-- Start Record set --

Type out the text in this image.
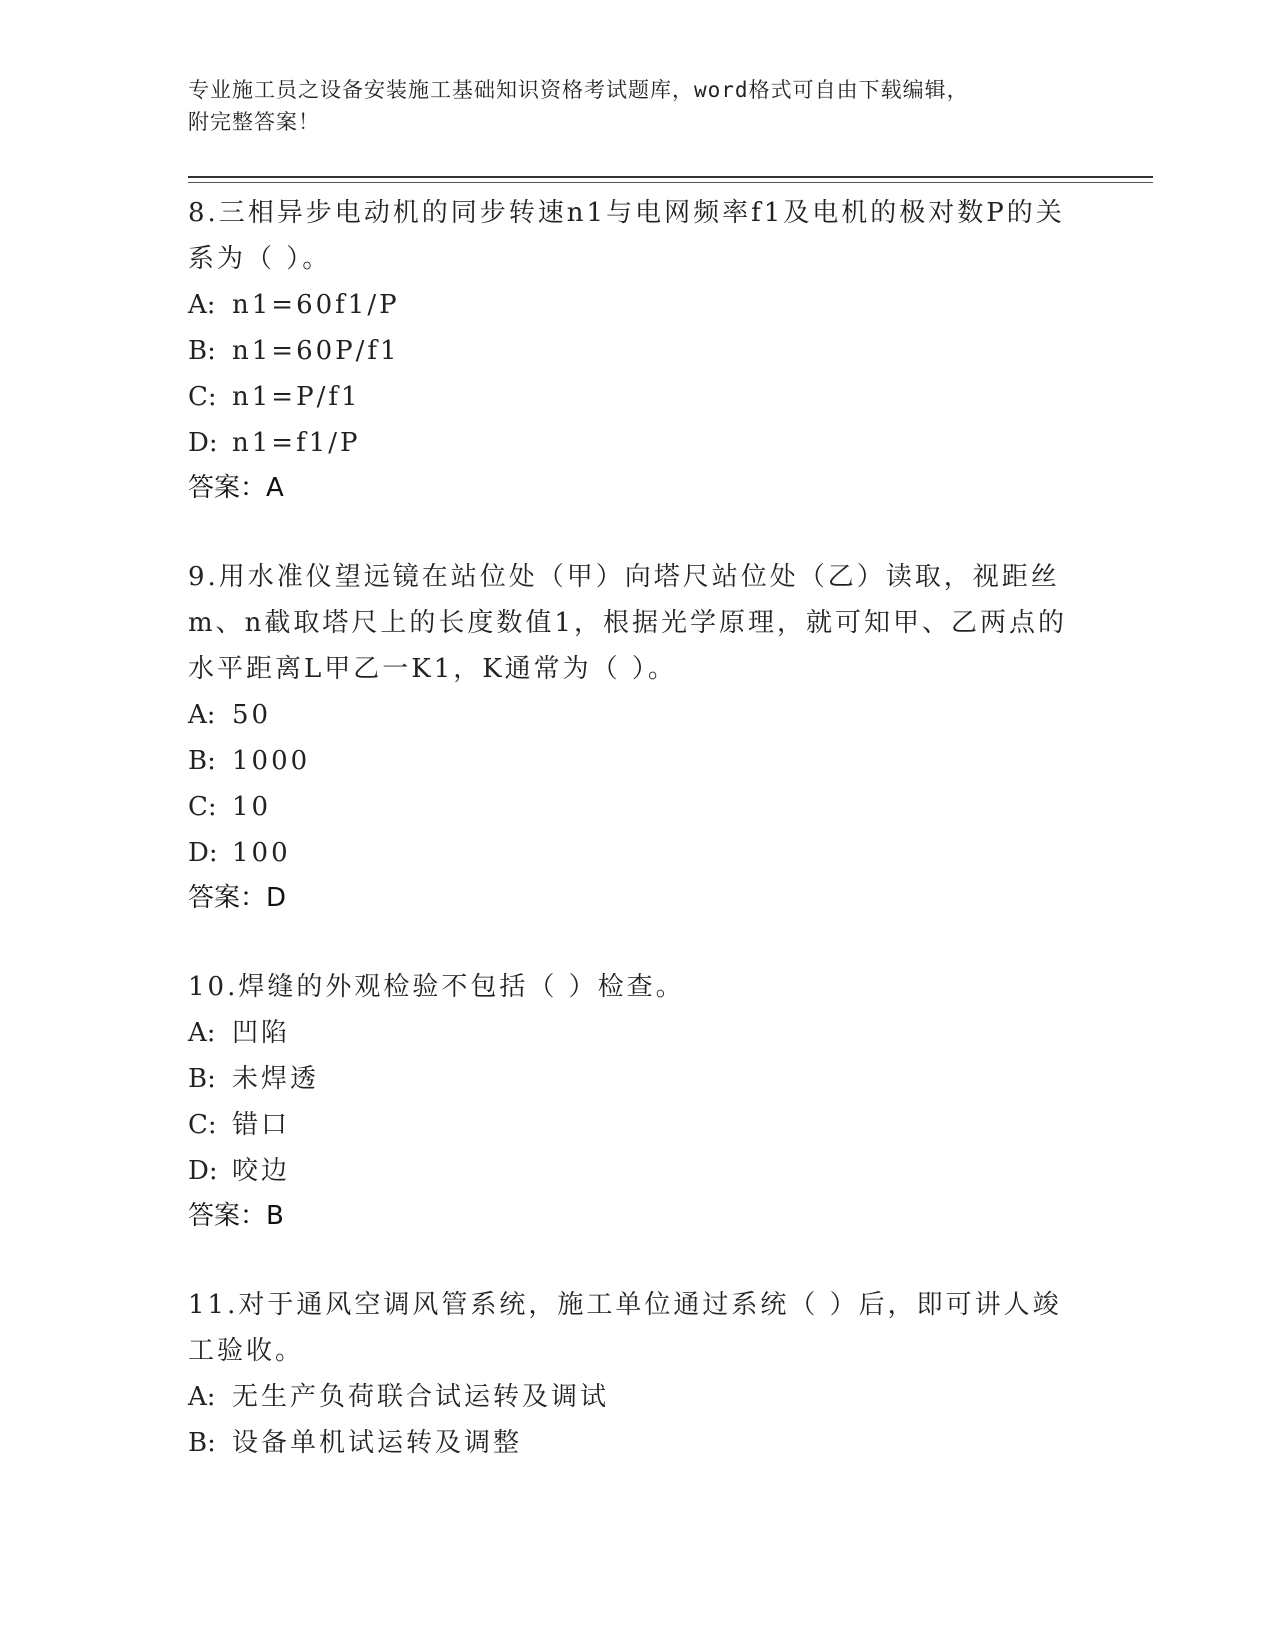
专业施工员之设备安装施工基础知识资格考试题库，word格式可自由下载编辑，
附完整答案！

8.三相异步电动机的同步转速n1与电网频率f1及电机的极对数P的关系为（ ）。

A: n1=60f1/P
B: n1=60P/f1
C: n1=P/f1
D: n1=f1/P
答案：A

9.用水准仪望远镜在站位处（甲）向塔尺站位处（乙）读取，视距丝m、n截取塔尺上的长度数值1，根据光学原理，就可知甲、乙两点的水平距离L甲乙一K1，K通常为（ ）。

A: 50
B: 1000
C: 10
D: 100
答案：D

10.焊缝的外观检验不包括（ ）检查。

A: 凹陷
B: 未焊透
C: 错口
D: 咬边
答案：B

11.对于通风空调风管系统，施工单位通过系统（ ）后，即可讲人竣工验收。

A: 无生产负荷联合试运转及调试
B: 设备单机试运转及调整
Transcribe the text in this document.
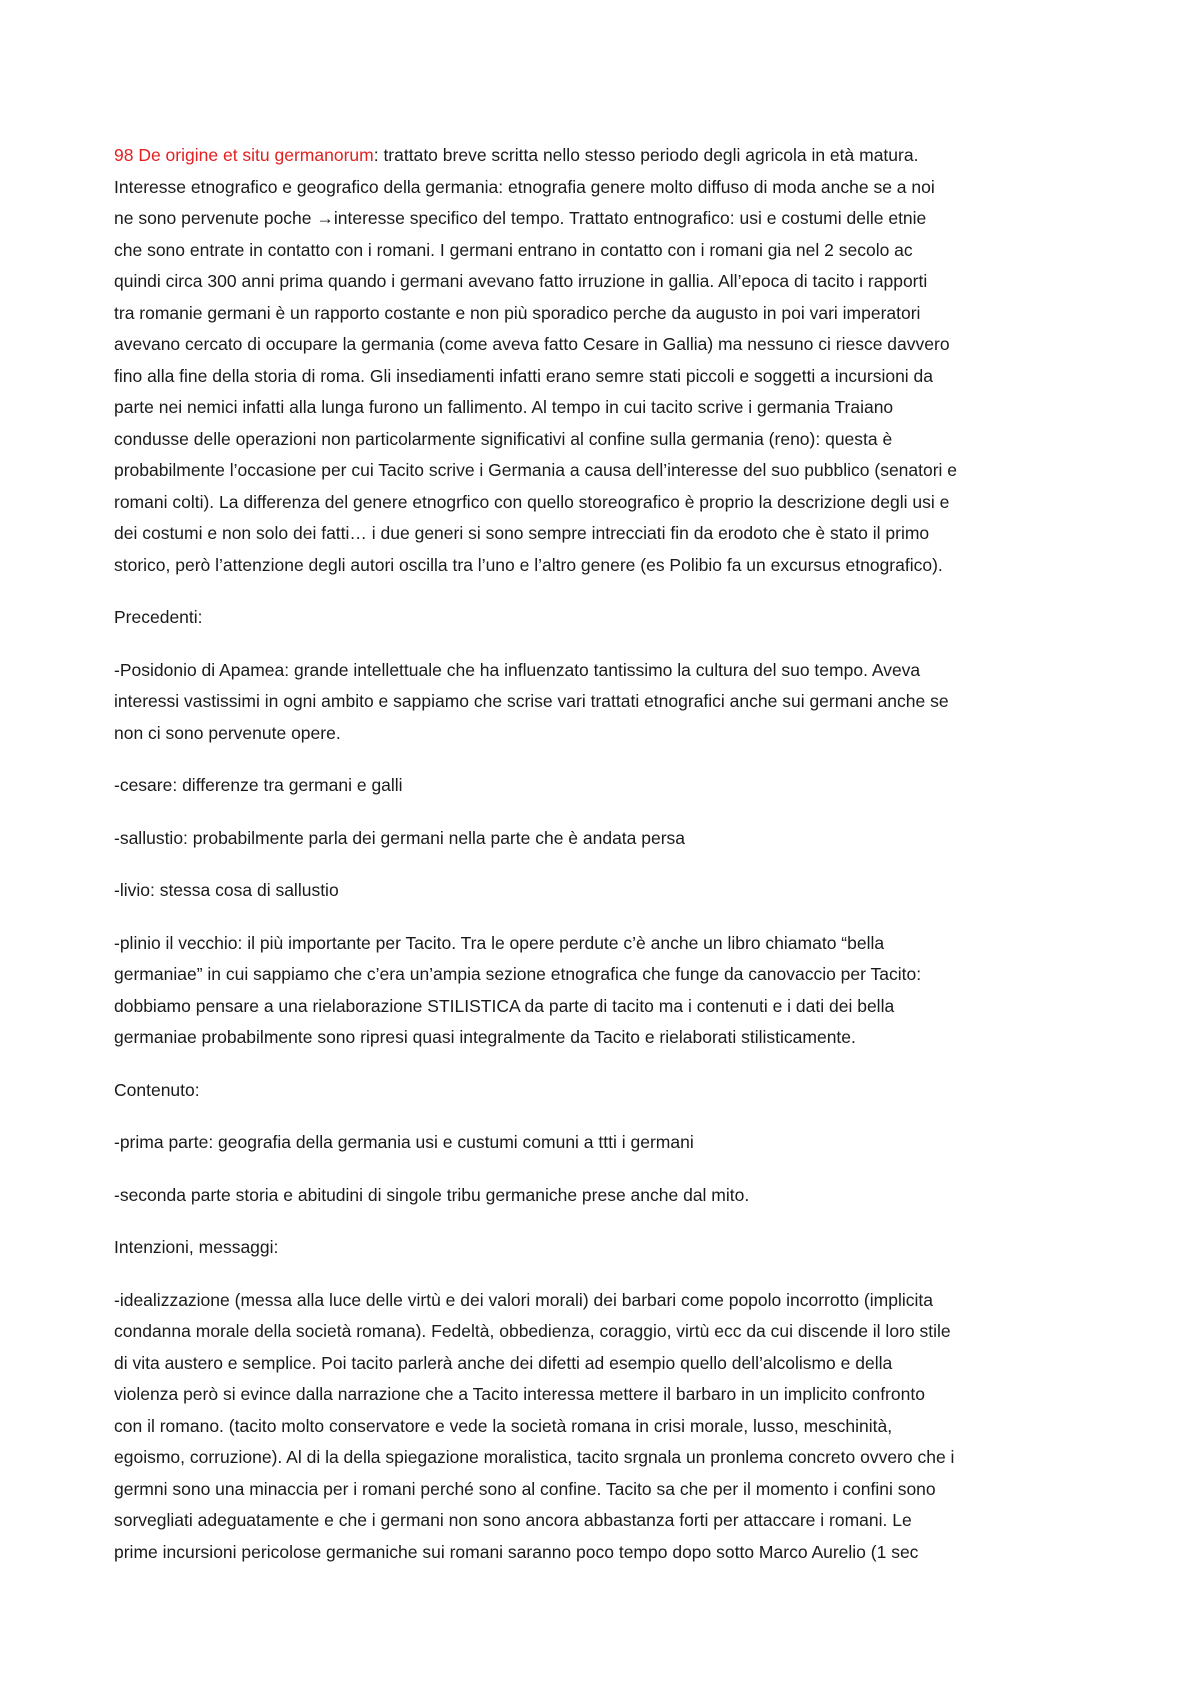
98 De origine et situ germanorum: trattato breve scritta nello stesso periodo degli agricola in età matura.
Interesse etnografico e geografico della germania: etnografia genere molto diffuso di moda anche se a noi
ne sono pervenute poche →interesse specifico del tempo. Trattato entnografico: usi e costumi delle etnie
che sono entrate in contatto con i romani. I germani entrano in contatto con i romani gia nel 2 secolo ac
quindi circa 300 anni prima quando i germani avevano fatto irruzione in gallia. All’epoca di tacito i rapporti
tra romanie germani è un rapporto costante e non più sporadico perche da augusto in poi vari imperatori
avevano cercato di occupare la germania (come aveva fatto Cesare in Gallia) ma nessuno ci riesce davvero
fino alla fine della storia di roma. Gli insediamenti infatti erano semre stati piccoli e soggetti a incursioni da
parte nei nemici infatti alla lunga furono un fallimento. Al tempo in cui tacito scrive i germania Traiano
condusse delle operazioni non particolarmente significativi al confine sulla germania (reno): questa è
probabilmente l’occasione per cui Tacito scrive i Germania a causa dell’interesse del suo pubblico (senatori e
romani colti). La differenza del genere etnogrfico con quello storeografico è proprio la descrizione degli usi e
dei costumi e non solo dei fatti… i due generi si sono sempre intrecciati fin da erodoto che è stato il primo
storico, però l’attenzione degli autori oscilla tra l’uno e l’altro genere (es Polibio fa un excursus etnografico).

Precedenti:

-Posidonio di Apamea: grande intellettuale che ha influenzato tantissimo la cultura del suo tempo. Aveva
interessi vastissimi in ogni ambito e sappiamo che scrise vari trattati etnografici anche sui germani anche se
non ci sono pervenute opere.

-cesare: differenze tra germani e galli

-sallustio: probabilmente parla dei germani nella parte che è andata persa

-livio: stessa cosa di sallustio

-plinio il vecchio: il più importante per Tacito. Tra le opere perdute c’è anche un libro chiamato “bella
germaniae” in cui sappiamo che c’era un’ampia sezione etnografica che funge da canovaccio per Tacito:
dobbiamo pensare a una rielaborazione STILISTICA da parte di tacito ma i contenuti e i dati dei bella
germaniae probabilmente sono ripresi quasi integralmente da Tacito e rielaborati stilisticamente.

Contenuto:

-prima parte: geografia della germania usi e custumi comuni a ttti i germani

-seconda parte storia e abitudini di singole tribu germaniche prese anche dal mito.

Intenzioni, messaggi:

-idealizzazione (messa alla luce delle virtù e dei valori morali) dei barbari come popolo incorrotto (implicita
condanna morale della società romana). Fedeltà, obbedienza, coraggio, virtù ecc da cui discende il loro stile
di vita austero e semplice. Poi tacito parlerà anche dei difetti ad esempio quello dell’alcolismo e della
violenza però si evince dalla narrazione che a Tacito interessa mettere il barbaro in un implicito confronto
con il romano. (tacito molto conservatore e vede la società romana in crisi morale, lusso, meschinità,
egoismo, corruzione). Al di la della spiegazione moralistica, tacito srgnala un pronlema concreto ovvero che i
germni sono una minaccia per i romani perché sono al confine. Tacito sa che per il momento i confini sono
sorvegliati adeguatamente e che i germani non sono ancora abbastanza forti per attaccare i romani. Le
prime incursioni pericolose germaniche sui romani saranno poco tempo dopo sotto Marco Aurelio (1 sec
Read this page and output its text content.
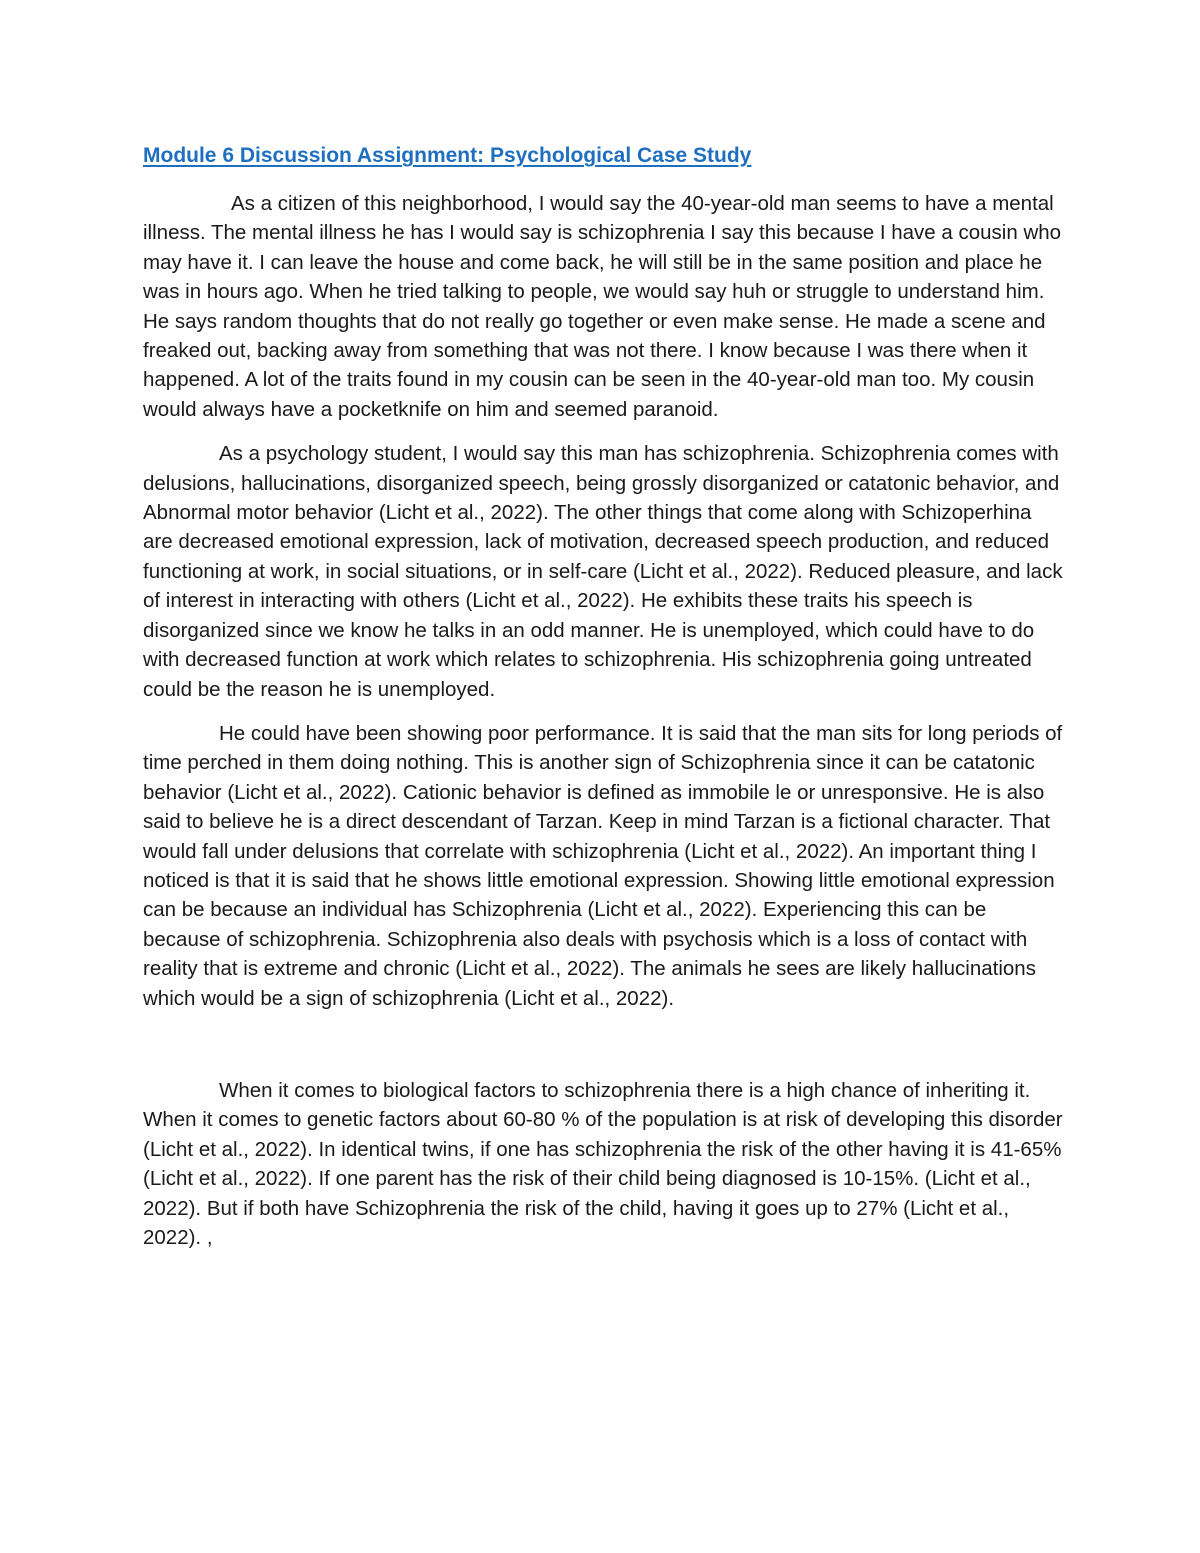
Module 6 Discussion Assignment: Psychological Case Study

As a citizen of this neighborhood, I would say the 40-year-old man seems to have a mental illness. The mental illness he has I would say is schizophrenia I say this because I have a cousin who may have it. I can leave the house and come back, he will still be in the same position and place he was in hours ago. When he tried talking to people, we would say huh or struggle to understand him. He says random thoughts that do not really go together or even make sense. He made a scene and freaked out, backing away from something that was not there. I know because I was there when it happened. A lot of the traits found in my cousin can be seen in the 40-year-old man too. My cousin would always have a pocketknife on him and seemed paranoid.

As a psychology student, I would say this man has schizophrenia. Schizophrenia comes with delusions, hallucinations, disorganized speech, being grossly disorganized or catatonic behavior, and Abnormal motor behavior (Licht et al., 2022). The other things that come along with Schizoperhina are decreased emotional expression, lack of motivation, decreased speech production, and reduced functioning at work, in social situations, or in self-care (Licht et al., 2022). Reduced pleasure, and lack of interest in interacting with others (Licht et al., 2022). He exhibits these traits his speech is disorganized since we know he talks in an odd manner. He is unemployed, which could have to do with decreased function at work which relates to schizophrenia. His schizophrenia going untreated could be the reason he is unemployed.

He could have been showing poor performance. It is said that the man sits for long periods of time perched in them doing nothing. This is another sign of Schizophrenia since it can be catatonic behavior (Licht et al., 2022). Cationic behavior is defined as immobile le or unresponsive. He is also said to believe he is a direct descendant of Tarzan. Keep in mind Tarzan is a fictional character. That would fall under delusions that correlate with schizophrenia (Licht et al., 2022). An important thing I noticed is that it is said that he shows little emotional expression. Showing little emotional expression can be because an individual has Schizophrenia (Licht et al., 2022). Experiencing this can be because of schizophrenia. Schizophrenia also deals with psychosis which is a loss of contact with reality that is extreme and chronic (Licht et al., 2022). The animals he sees are likely hallucinations which would be a sign of schizophrenia (Licht et al., 2022).

When it comes to biological factors to schizophrenia there is a high chance of inheriting it. When it comes to genetic factors about 60-80 % of the population is at risk of developing this disorder (Licht et al., 2022). In identical twins, if one has schizophrenia the risk of the other having it is 41-65% (Licht et al., 2022). If one parent has the risk of their child being diagnosed is 10-15%. (Licht et al., 2022). But if both have Schizophrenia the risk of the child, having it goes up to 27% (Licht et al., 2022). ,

-- End Record set --

Objective -> Each line that holds the word "sappiamo" is to be copied.

Answer to the exercise ->
interessi vastissimi in ogni ambito e sappiamo che scrise vari trattati etnografici anche sui germani anche se
germaniae” in cui sappiamo che c’era un’ampia sezione etnografica che funge da canovaccio per Tacito:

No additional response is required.